**Stored items:**
◆ ◆ ◆ ◆ ◆ ◆ ◆

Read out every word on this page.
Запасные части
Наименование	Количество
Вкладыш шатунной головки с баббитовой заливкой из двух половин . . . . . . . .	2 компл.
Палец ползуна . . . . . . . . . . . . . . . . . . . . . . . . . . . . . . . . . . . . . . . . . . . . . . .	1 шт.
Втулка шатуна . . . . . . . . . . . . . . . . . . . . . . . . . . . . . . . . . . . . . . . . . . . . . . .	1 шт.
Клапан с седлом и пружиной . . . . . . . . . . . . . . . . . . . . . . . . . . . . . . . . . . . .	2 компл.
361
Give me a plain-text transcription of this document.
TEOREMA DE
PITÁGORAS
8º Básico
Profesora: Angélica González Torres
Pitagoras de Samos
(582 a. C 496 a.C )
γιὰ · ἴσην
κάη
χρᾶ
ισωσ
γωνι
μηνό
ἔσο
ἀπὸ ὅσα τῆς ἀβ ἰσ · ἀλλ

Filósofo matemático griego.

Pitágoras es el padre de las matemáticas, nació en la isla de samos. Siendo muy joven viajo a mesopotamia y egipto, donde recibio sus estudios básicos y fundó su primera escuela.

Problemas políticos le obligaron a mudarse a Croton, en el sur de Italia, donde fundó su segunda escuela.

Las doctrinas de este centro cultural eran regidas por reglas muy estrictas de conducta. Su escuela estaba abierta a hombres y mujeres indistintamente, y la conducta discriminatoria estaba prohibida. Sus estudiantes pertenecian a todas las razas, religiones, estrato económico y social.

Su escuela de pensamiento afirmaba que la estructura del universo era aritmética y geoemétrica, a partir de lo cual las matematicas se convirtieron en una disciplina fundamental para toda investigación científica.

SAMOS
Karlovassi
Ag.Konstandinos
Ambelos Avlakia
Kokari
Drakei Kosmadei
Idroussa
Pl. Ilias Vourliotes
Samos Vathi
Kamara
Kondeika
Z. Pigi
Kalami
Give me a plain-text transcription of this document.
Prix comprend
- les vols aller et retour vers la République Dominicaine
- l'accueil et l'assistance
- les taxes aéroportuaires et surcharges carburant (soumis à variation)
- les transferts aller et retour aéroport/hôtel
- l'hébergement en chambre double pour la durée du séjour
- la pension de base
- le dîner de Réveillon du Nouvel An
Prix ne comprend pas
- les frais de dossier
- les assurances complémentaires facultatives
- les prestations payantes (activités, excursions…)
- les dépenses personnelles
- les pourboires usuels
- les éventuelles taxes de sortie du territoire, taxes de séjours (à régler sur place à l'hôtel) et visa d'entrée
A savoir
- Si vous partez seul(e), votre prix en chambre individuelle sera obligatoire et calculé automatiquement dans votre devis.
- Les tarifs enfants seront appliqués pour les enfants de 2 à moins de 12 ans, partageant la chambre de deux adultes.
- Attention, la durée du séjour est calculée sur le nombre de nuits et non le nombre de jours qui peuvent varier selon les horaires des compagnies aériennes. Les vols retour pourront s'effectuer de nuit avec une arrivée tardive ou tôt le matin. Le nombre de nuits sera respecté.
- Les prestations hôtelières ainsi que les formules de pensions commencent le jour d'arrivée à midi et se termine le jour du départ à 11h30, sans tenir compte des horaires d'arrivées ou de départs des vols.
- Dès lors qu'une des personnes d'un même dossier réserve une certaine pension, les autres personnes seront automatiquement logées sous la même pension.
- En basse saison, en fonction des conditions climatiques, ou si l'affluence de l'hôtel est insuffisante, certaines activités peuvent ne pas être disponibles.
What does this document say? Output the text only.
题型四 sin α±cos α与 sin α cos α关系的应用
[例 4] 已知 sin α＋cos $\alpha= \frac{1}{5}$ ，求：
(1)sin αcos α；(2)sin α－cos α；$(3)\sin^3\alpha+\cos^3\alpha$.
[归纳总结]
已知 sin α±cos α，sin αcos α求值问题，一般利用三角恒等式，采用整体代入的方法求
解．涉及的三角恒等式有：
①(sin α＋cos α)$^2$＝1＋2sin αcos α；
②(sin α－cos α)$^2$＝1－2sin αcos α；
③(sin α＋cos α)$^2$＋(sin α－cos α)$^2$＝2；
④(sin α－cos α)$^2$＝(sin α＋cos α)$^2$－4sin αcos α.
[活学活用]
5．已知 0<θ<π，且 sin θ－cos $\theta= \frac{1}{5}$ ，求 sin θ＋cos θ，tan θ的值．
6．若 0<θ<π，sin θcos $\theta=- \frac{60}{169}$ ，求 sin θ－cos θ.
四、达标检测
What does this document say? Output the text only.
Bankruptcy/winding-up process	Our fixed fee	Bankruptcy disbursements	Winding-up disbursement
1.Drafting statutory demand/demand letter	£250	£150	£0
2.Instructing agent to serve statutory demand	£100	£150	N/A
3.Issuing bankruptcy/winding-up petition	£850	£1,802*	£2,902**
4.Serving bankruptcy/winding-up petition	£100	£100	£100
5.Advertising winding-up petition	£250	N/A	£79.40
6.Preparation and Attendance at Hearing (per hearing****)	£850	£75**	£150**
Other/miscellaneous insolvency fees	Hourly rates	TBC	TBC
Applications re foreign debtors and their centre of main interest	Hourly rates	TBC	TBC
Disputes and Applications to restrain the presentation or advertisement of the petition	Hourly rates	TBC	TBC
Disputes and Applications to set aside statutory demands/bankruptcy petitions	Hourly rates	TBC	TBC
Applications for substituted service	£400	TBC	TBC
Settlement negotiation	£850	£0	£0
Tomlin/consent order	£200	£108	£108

◆ ◆ ◆ ◆ ◆ ◆ ◆

**Aim:** Each of the records should be retyped exactly.

**Task output:**
Read out every word on this page.
Запасные части
Наименование	Количество
Вкладыш шатунной головки с баббитовой заливкой из двух половин . . . . . . . .	2 компл.
Палец ползуна . . . . . . . . . . . . . . . . . . . . . . . . . . . . . . . . . . . . . . . . . . . . . . .	1 шт.
Втулка шатуна . . . . . . . . . . . . . . . . . . . . . . . . . . . . . . . . . . . . . . . . . . . . . . .	1 шт.
Клапан с седлом и пружиной . . . . . . . . . . . . . . . . . . . . . . . . . . . . . . . . . . . .	2 компл.
361
Give me a plain-text transcription of this document.
TEOREMA DE
PITÁGORAS
8º Básico
Profesora: Angélica González Torres
Pitagoras de Samos
(582 a. C 496 a.C )
γιὰ · ἴσην
κάη
χρᾶ
ισωσ
γωνι
μηνό
ἔσο
ἀπὸ ὅσα τῆς ἀβ ἰσ · ἀλλ

Filósofo matemático griego.

Pitágoras es el padre de las matemáticas, nació en la isla de samos. Siendo muy joven viajo a mesopotamia y egipto, donde recibio sus estudios básicos y fundó su primera escuela.

Problemas políticos le obligaron a mudarse a Croton, en el sur de Italia, donde fundó su segunda escuela.

Las doctrinas de este centro cultural eran regidas por reglas muy estrictas de conducta. Su escuela estaba abierta a hombres y mujeres indistintamente, y la conducta discriminatoria estaba prohibida. Sus estudiantes pertenecian a todas las razas, religiones, estrato económico y social.

Su escuela de pensamiento afirmaba que la estructura del universo era aritmética y geoemétrica, a partir de lo cual las matematicas se convirtieron en una disciplina fundamental para toda investigación científica.

SAMOS
Karlovassi
Ag.Konstandinos
Ambelos Avlakia
Kokari
Drakei Kosmadei
Idroussa
Pl. Ilias Vourliotes
Samos Vathi
Kamara
Kondeika
Z. Pigi
Kalami
Give me a plain-text transcription of this document.
Prix comprend
- les vols aller et retour vers la République Dominicaine
- l'accueil et l'assistance
- les taxes aéroportuaires et surcharges carburant (soumis à variation)
- les transferts aller et retour aéroport/hôtel
- l'hébergement en chambre double pour la durée du séjour
- la pension de base
- le dîner de Réveillon du Nouvel An
Prix ne comprend pas
- les frais de dossier
- les assurances complémentaires facultatives
- les prestations payantes (activités, excursions…)
- les dépenses personnelles
- les pourboires usuels
- les éventuelles taxes de sortie du territoire, taxes de séjours (à régler sur place à l'hôtel) et visa d'entrée
A savoir
- Si vous partez seul(e), votre prix en chambre individuelle sera obligatoire et calculé automatiquement dans votre devis.
- Les tarifs enfants seront appliqués pour les enfants de 2 à moins de 12 ans, partageant la chambre de deux adultes.
- Attention, la durée du séjour est calculée sur le nombre de nuits et non le nombre de jours qui peuvent varier selon les horaires des compagnies aériennes. Les vols retour pourront s'effectuer de nuit avec une arrivée tardive ou tôt le matin. Le nombre de nuits sera respecté.
- Les prestations hôtelières ainsi que les formules de pensions commencent le jour d'arrivée à midi et se termine le jour du départ à 11h30, sans tenir compte des horaires d'arrivées ou de départs des vols.
- Dès lors qu'une des personnes d'un même dossier réserve une certaine pension, les autres personnes seront automatiquement logées sous la même pension.
- En basse saison, en fonction des conditions climatiques, ou si l'affluence de l'hôtel est insuffisante, certaines activités peuvent ne pas être disponibles.
What does this document say? Output the text only.
题型四 sin α±cos α与 sin α cos α关系的应用
[例 4] 已知 sin α＋cos $\alpha= \frac{1}{5}$ ，求：
(1)sin αcos α；(2)sin α－cos α；$(3)\sin^3\alpha+\cos^3\alpha$.
[归纳总结]
已知 sin α±cos α，sin αcos α求值问题，一般利用三角恒等式，采用整体代入的方法求
解．涉及的三角恒等式有：
①(sin α＋cos α)$^2$＝1＋2sin αcos α；
②(sin α－cos α)$^2$＝1－2sin αcos α；
③(sin α＋cos α)$^2$＋(sin α－cos α)$^2$＝2；
④(sin α－cos α)$^2$＝(sin α＋cos α)$^2$－4sin αcos α.
[活学活用]
5．已知 0<θ<π，且 sin θ－cos $\theta= \frac{1}{5}$ ，求 sin θ＋cos θ，tan θ的值．
6．若 0<θ<π，sin θcos $\theta=- \frac{60}{169}$ ，求 sin θ－cos θ.
四、达标检测
What does this document say? Output the text only.
Bankruptcy/winding-up process	Our fixed fee	Bankruptcy disbursements	Winding-up disbursement
1.Drafting statutory demand/demand letter	£250	£150	£0
2.Instructing agent to serve statutory demand	£100	£150	N/A
3.Issuing bankruptcy/winding-up petition	£850	£1,802*	£2,902**
4.Serving bankruptcy/winding-up petition	£100	£100	£100
5.Advertising winding-up petition	£250	N/A	£79.40
6.Preparation and Attendance at Hearing (per hearing****)	£850	£75**	£150**
Other/miscellaneous insolvency fees	Hourly rates	TBC	TBC
Applications re foreign debtors and their centre of main interest	Hourly rates	TBC	TBC
Disputes and Applications to restrain the presentation or advertisement of the petition	Hourly rates	TBC	TBC
Disputes and Applications to set aside statutory demands/bankruptcy petitions	Hourly rates	TBC	TBC
Applications for substituted service	£400	TBC	TBC
Settlement negotiation	£850	£0	£0
Tomlin/consent order	£200	£108	£108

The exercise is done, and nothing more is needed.